- [THE PROBLEM]
Write out the data below in full, unchanged, minus the images.

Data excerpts
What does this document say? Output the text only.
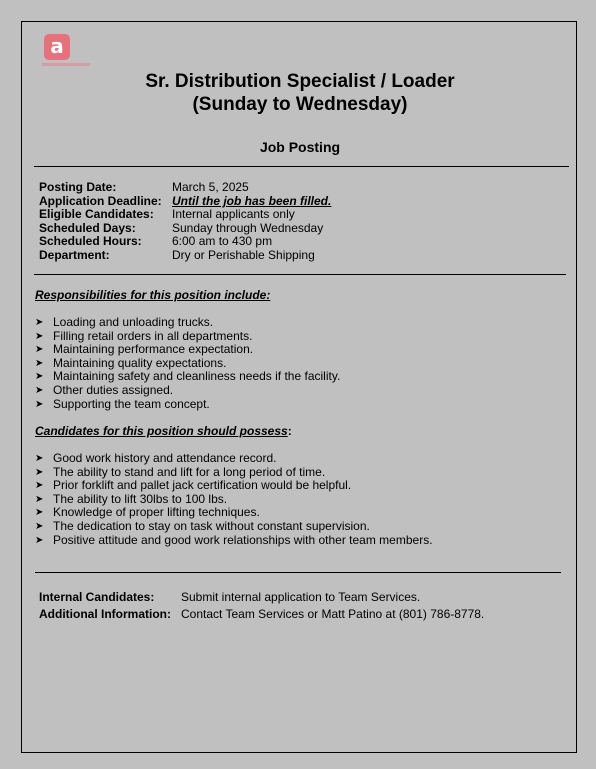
a
Sr. Distribution Specialist / Loader
(Sunday to Wednesday)
Job Posting
Posting Date:	March 5, 2025
Application Deadline: Until the job has been filled.
Eligible Candidates:	Internal applicants only
Scheduled Days:	Sunday through Wednesday
Scheduled Hours:	6:00 am to 430 pm
Department:	Dry or Perishable Shipping
Responsibilities for this position include:
➤ Loading and unloading trucks.
➤ Filling retail orders in all departments.
➤ Maintaining performance expectation.
➤ Maintaining quality expectations.
➤ Maintaining safety and cleanliness needs if the facility.
➤ Other duties assigned.
➤ Supporting the team concept.
Candidates for this position should possess:
➤ Good work history and attendance record.
➤ The ability to stand and lift for a long period of time.
➤ Prior forklift and pallet jack certification would be helpful.
➤ The ability to lift 30lbs to 100 lbs.
➤ Knowledge of proper lifting techniques.
➤ The dedication to stay on task without constant supervision.
➤ Positive attitude and good work relationships with other team members.
Internal Candidates:	Submit internal application to Team Services.
Additional Information: Contact Team Services or Matt Patino at (801) 786-8778.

- [THE OUTPUT]
What does this document say? Output the text only.
a
Sr. Distribution Specialist / Loader
(Sunday to Wednesday)
Job Posting
Posting Date:	March 5, 2025
Application Deadline: Until the job has been filled.
Eligible Candidates:	Internal applicants only
Scheduled Days:	Sunday through Wednesday
Scheduled Hours:	6:00 am to 430 pm
Department:	Dry or Perishable Shipping
Responsibilities for this position include:
➤ Loading and unloading trucks.
➤ Filling retail orders in all departments.
➤ Maintaining performance expectation.
➤ Maintaining quality expectations.
➤ Maintaining safety and cleanliness needs if the facility.
➤ Other duties assigned.
➤ Supporting the team concept.
Candidates for this position should possess:
➤ Good work history and attendance record.
➤ The ability to stand and lift for a long period of time.
➤ Prior forklift and pallet jack certification would be helpful.
➤ The ability to lift 30lbs to 100 lbs.
➤ Knowledge of proper lifting techniques.
➤ The dedication to stay on task without constant supervision.
➤ Positive attitude and good work relationships with other team members.
Internal Candidates:	Submit internal application to Team Services.
Additional Information: Contact Team Services or Matt Patino at (801) 786-8778.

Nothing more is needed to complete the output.